> **Your goal**: Collect all the lines that mention the word "their".

╭─ Material provided

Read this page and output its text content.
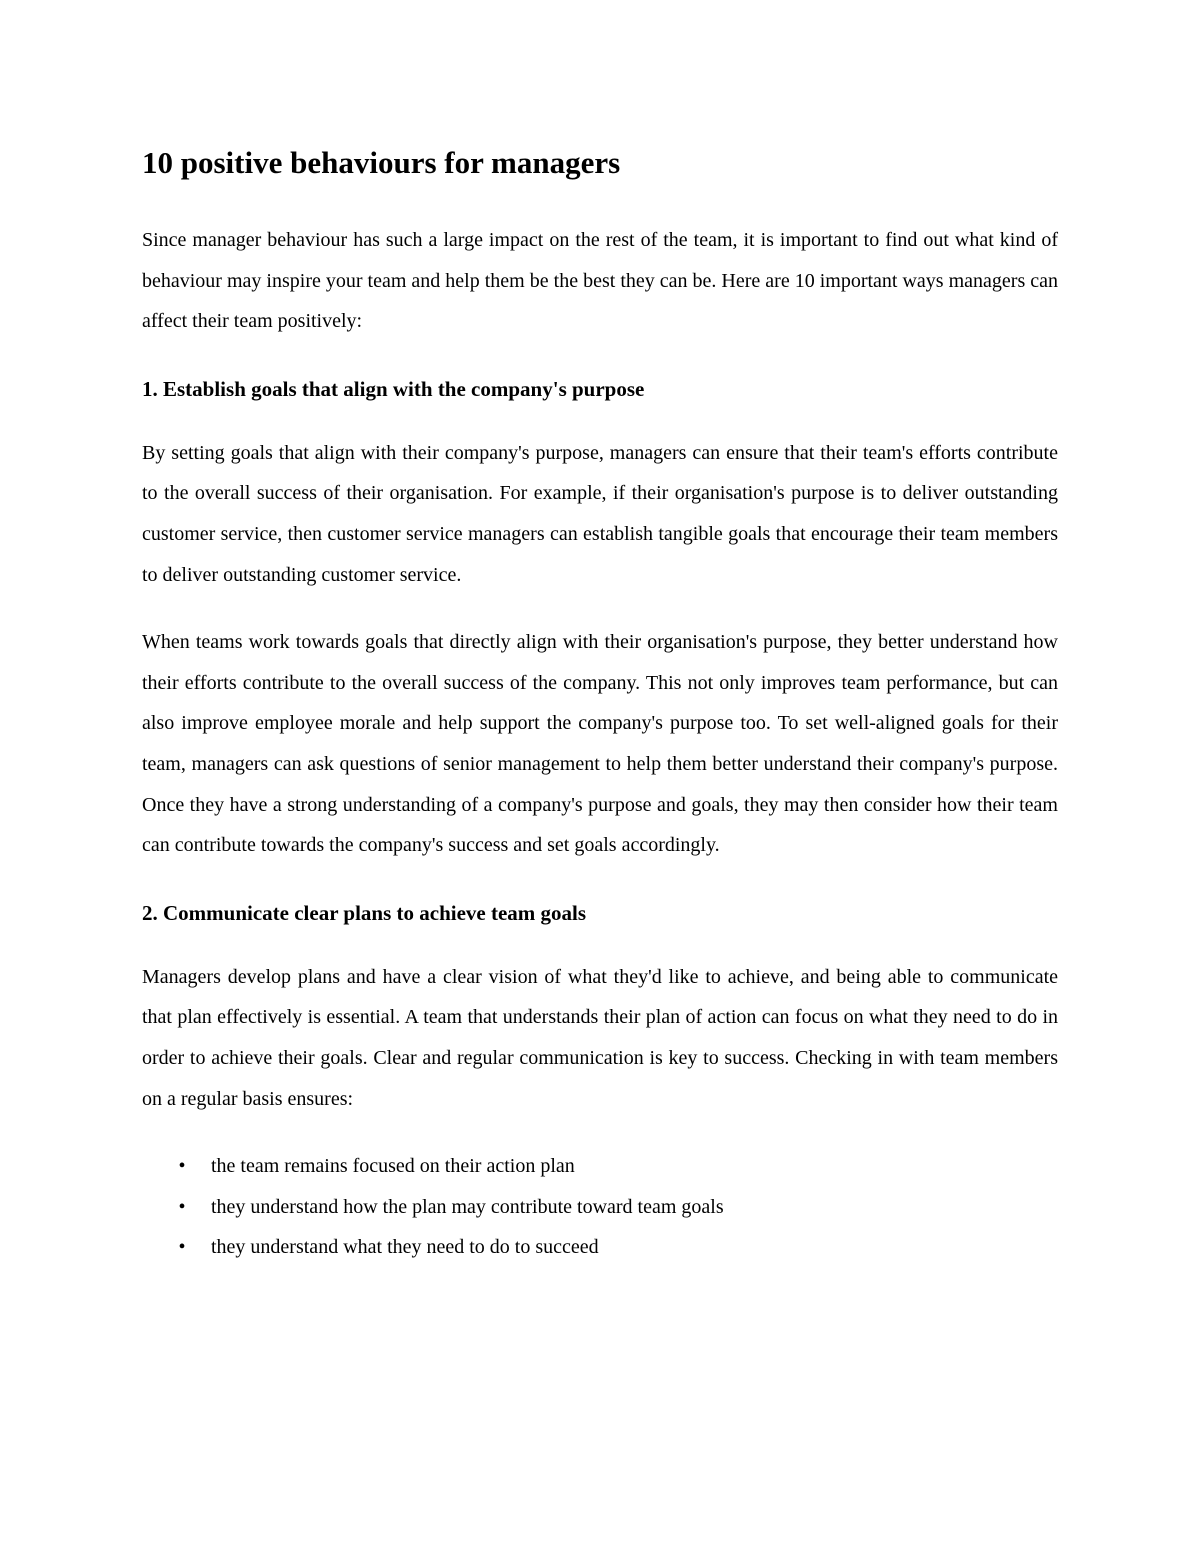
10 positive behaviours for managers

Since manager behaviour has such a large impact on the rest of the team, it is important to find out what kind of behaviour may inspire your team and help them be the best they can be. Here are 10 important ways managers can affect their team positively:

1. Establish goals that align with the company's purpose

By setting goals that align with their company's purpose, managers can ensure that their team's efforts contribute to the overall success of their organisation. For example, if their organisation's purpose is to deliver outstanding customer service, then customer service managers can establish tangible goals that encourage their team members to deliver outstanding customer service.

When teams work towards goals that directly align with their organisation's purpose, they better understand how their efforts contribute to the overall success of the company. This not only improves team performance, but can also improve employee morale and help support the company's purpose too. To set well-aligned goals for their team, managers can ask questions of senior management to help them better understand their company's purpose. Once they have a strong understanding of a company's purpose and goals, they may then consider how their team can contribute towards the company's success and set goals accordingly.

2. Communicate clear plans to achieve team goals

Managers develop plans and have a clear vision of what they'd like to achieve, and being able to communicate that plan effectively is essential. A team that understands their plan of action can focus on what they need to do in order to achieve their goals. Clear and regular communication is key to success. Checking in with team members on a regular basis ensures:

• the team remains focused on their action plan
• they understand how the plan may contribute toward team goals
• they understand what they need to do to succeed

╰─

> **Final result**:
Since manager behaviour has such a large impact on the rest of the team, it is important to find out what kind of behaviour may inspire your team and help them be the best they can be. Here are 10 important ways managers can affect their team positively:
By setting goals that align with their company's purpose, managers can ensure that their team's efforts contribute to the overall success of their organisation. For example, if their organisation's purpose is to deliver outstanding customer service, then customer service managers can establish tangible goals that encourage their team members to deliver outstanding customer service.
When teams work towards goals that directly align with their organisation's purpose, they better understand how their efforts contribute to the overall success of the company. This not only improves team performance, but can also improve employee morale and help support the company's purpose too. To set well-aligned goals for their team, managers can ask questions of senior management to help them better understand their company's purpose. Once they have a strong understanding of a company's purpose and goals, they may then consider how their team can contribute towards the company's success and set goals accordingly.
Managers develop plans and have a clear vision of what they'd like to achieve, and being able to communicate that plan effectively is essential. A team that understands their plan of action can focus on what they need to do in order to achieve their goals. Clear and regular communication is key to success. Checking in with team members on a regular basis ensures:
• the team remains focused on their action plan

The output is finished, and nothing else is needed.